* **Raw data**
▼
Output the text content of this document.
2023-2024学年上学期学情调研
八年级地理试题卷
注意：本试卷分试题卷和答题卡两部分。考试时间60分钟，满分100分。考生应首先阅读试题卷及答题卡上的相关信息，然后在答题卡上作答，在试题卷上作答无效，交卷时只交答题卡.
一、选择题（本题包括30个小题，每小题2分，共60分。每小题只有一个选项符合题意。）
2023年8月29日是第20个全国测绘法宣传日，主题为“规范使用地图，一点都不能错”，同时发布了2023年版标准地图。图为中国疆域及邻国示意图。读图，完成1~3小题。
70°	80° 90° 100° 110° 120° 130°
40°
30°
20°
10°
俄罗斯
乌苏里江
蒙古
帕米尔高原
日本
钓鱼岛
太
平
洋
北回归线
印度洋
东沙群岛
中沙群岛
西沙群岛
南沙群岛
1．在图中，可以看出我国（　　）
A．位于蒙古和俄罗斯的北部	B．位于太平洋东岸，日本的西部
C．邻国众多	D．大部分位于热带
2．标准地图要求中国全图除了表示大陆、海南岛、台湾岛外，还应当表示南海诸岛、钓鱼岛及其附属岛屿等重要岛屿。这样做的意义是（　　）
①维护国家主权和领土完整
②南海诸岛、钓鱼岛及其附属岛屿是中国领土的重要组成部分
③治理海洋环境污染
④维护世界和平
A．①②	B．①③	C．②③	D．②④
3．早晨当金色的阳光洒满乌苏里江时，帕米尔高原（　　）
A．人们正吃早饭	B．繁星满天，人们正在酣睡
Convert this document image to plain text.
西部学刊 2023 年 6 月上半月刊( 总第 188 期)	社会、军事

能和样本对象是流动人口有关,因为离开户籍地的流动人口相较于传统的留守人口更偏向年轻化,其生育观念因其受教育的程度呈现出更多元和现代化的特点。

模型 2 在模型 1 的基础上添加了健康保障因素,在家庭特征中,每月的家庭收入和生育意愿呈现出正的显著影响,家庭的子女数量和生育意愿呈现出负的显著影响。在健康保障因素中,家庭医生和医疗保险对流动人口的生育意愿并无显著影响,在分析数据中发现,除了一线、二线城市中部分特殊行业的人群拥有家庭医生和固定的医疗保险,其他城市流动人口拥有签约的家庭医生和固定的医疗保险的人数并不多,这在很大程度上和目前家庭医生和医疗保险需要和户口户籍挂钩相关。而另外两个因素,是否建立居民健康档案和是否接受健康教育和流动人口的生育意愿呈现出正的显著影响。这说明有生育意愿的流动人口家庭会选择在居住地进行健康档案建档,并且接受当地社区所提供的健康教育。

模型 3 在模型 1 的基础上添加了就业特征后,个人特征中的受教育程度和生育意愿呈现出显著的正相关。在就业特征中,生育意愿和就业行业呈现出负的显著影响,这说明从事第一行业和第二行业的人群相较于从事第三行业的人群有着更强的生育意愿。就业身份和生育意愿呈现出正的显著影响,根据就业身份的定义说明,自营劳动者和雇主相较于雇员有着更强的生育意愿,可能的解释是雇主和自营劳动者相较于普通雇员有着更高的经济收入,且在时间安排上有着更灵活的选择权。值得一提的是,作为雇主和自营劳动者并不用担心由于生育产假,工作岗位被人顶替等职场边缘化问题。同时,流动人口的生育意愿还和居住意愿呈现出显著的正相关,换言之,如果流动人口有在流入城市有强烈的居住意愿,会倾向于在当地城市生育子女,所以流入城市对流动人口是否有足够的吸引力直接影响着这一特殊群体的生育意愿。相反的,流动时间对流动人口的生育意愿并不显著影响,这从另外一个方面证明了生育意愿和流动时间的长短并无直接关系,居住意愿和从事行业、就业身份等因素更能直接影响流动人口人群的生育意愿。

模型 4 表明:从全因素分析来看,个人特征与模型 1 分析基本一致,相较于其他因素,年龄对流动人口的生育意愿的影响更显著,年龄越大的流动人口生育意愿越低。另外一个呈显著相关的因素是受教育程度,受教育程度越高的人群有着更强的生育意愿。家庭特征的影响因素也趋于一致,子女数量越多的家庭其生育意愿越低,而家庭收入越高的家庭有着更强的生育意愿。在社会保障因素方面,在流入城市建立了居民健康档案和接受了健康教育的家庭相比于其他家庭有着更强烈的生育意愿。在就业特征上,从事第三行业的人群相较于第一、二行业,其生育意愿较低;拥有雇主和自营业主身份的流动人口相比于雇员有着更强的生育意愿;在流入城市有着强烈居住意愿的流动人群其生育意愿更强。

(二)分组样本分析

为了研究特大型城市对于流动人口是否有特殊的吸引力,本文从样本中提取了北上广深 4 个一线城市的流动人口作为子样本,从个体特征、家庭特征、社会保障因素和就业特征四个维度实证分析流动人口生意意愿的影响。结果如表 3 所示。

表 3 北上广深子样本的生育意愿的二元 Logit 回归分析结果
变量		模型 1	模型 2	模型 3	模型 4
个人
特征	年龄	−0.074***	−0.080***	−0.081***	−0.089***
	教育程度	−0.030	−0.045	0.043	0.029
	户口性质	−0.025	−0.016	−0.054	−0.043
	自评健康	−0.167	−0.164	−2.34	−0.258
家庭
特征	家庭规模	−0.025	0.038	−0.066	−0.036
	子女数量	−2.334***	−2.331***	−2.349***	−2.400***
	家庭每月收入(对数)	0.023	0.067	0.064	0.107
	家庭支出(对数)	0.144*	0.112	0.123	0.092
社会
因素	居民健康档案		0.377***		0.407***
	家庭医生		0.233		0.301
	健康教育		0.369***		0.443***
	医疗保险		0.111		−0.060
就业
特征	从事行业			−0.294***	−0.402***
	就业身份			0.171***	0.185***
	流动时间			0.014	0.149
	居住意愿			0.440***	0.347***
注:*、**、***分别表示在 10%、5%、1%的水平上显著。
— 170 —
▲
* **What the task requires**
Every entry must be quoted exactly as it appears above.

* **Output of the task**
Output the text content of this document.
2023-2024学年上学期学情调研
八年级地理试题卷
注意：本试卷分试题卷和答题卡两部分。考试时间60分钟，满分100分。考生应首先阅读试题卷及答题卡上的相关信息，然后在答题卡上作答，在试题卷上作答无效，交卷时只交答题卡.
一、选择题（本题包括30个小题，每小题2分，共60分。每小题只有一个选项符合题意。）
2023年8月29日是第20个全国测绘法宣传日，主题为“规范使用地图，一点都不能错”，同时发布了2023年版标准地图。图为中国疆域及邻国示意图。读图，完成1~3小题。
70°	80° 90° 100° 110° 120° 130°
40°
30°
20°
10°
俄罗斯
乌苏里江
蒙古
帕米尔高原
日本
钓鱼岛
太
平
洋
北回归线
印度洋
东沙群岛
中沙群岛
西沙群岛
南沙群岛
1．在图中，可以看出我国（　　）
A．位于蒙古和俄罗斯的北部	B．位于太平洋东岸，日本的西部
C．邻国众多	D．大部分位于热带
2．标准地图要求中国全图除了表示大陆、海南岛、台湾岛外，还应当表示南海诸岛、钓鱼岛及其附属岛屿等重要岛屿。这样做的意义是（　　）
①维护国家主权和领土完整
②南海诸岛、钓鱼岛及其附属岛屿是中国领土的重要组成部分
③治理海洋环境污染
④维护世界和平
A．①②	B．①③	C．②③	D．②④
3．早晨当金色的阳光洒满乌苏里江时，帕米尔高原（　　）
A．人们正吃早饭	B．繁星满天，人们正在酣睡
Convert this document image to plain text.
西部学刊 2023 年 6 月上半月刊( 总第 188 期)	社会、军事

能和样本对象是流动人口有关,因为离开户籍地的流动人口相较于传统的留守人口更偏向年轻化,其生育观念因其受教育的程度呈现出更多元和现代化的特点。

模型 2 在模型 1 的基础上添加了健康保障因素,在家庭特征中,每月的家庭收入和生育意愿呈现出正的显著影响,家庭的子女数量和生育意愿呈现出负的显著影响。在健康保障因素中,家庭医生和医疗保险对流动人口的生育意愿并无显著影响,在分析数据中发现,除了一线、二线城市中部分特殊行业的人群拥有家庭医生和固定的医疗保险,其他城市流动人口拥有签约的家庭医生和固定的医疗保险的人数并不多,这在很大程度上和目前家庭医生和医疗保险需要和户口户籍挂钩相关。而另外两个因素,是否建立居民健康档案和是否接受健康教育和流动人口的生育意愿呈现出正的显著影响。这说明有生育意愿的流动人口家庭会选择在居住地进行健康档案建档,并且接受当地社区所提供的健康教育。

模型 3 在模型 1 的基础上添加了就业特征后,个人特征中的受教育程度和生育意愿呈现出显著的正相关。在就业特征中,生育意愿和就业行业呈现出负的显著影响,这说明从事第一行业和第二行业的人群相较于从事第三行业的人群有着更强的生育意愿。就业身份和生育意愿呈现出正的显著影响,根据就业身份的定义说明,自营劳动者和雇主相较于雇员有着更强的生育意愿,可能的解释是雇主和自营劳动者相较于普通雇员有着更高的经济收入,且在时间安排上有着更灵活的选择权。值得一提的是,作为雇主和自营劳动者并不用担心由于生育产假,工作岗位被人顶替等职场边缘化问题。同时,流动人口的生育意愿还和居住意愿呈现出显著的正相关,换言之,如果流动人口有在流入城市有强烈的居住意愿,会倾向于在当地城市生育子女,所以流入城市对流动人口是否有足够的吸引力直接影响着这一特殊群体的生育意愿。相反的,流动时间对流动人口的生育意愿并不显著影响,这从另外一个方面证明了生育意愿和流动时间的长短并无直接关系,居住意愿和从事行业、就业身份等因素更能直接影响流动人口人群的生育意愿。

模型 4 表明:从全因素分析来看,个人特征与模型 1 分析基本一致,相较于其他因素,年龄对流动人口的生育意愿的影响更显著,年龄越大的流动人口生育意愿越低。另外一个呈显著相关的因素是受教育程度,受教育程度越高的人群有着更强的生育意愿。家庭特征的影响因素也趋于一致,子女数量越多的家庭其生育意愿越低,而家庭收入越高的家庭有着更强的生育意愿。在社会保障因素方面,在流入城市建立了居民健康档案和接受了健康教育的家庭相比于其他家庭有着更强烈的生育意愿。在就业特征上,从事第三行业的人群相较于第一、二行业,其生育意愿较低;拥有雇主和自营业主身份的流动人口相比于雇员有着更强的生育意愿;在流入城市有着强烈居住意愿的流动人群其生育意愿更强。

(二)分组样本分析

为了研究特大型城市对于流动人口是否有特殊的吸引力,本文从样本中提取了北上广深 4 个一线城市的流动人口作为子样本,从个体特征、家庭特征、社会保障因素和就业特征四个维度实证分析流动人口生意意愿的影响。结果如表 3 所示。

表 3 北上广深子样本的生育意愿的二元 Logit 回归分析结果
变量		模型 1	模型 2	模型 3	模型 4
个人
特征	年龄	−0.074***	−0.080***	−0.081***	−0.089***
	教育程度	−0.030	−0.045	0.043	0.029
	户口性质	−0.025	−0.016	−0.054	−0.043
	自评健康	−0.167	−0.164	−2.34	−0.258
家庭
特征	家庭规模	−0.025	0.038	−0.066	−0.036
	子女数量	−2.334***	−2.331***	−2.349***	−2.400***
	家庭每月收入(对数)	0.023	0.067	0.064	0.107
	家庭支出(对数)	0.144*	0.112	0.123	0.092
社会
因素	居民健康档案		0.377***		0.407***
	家庭医生		0.233		0.301
	健康教育		0.369***		0.443***
	医疗保险		0.111		−0.060
就业
特征	从事行业			−0.294***	−0.402***
	就业身份			0.171***	0.185***
	流动时间			0.014	0.149
	居住意愿			0.440***	0.347***
注:*、**、***分别表示在 10%、5%、1%的水平上显著。
— 170 —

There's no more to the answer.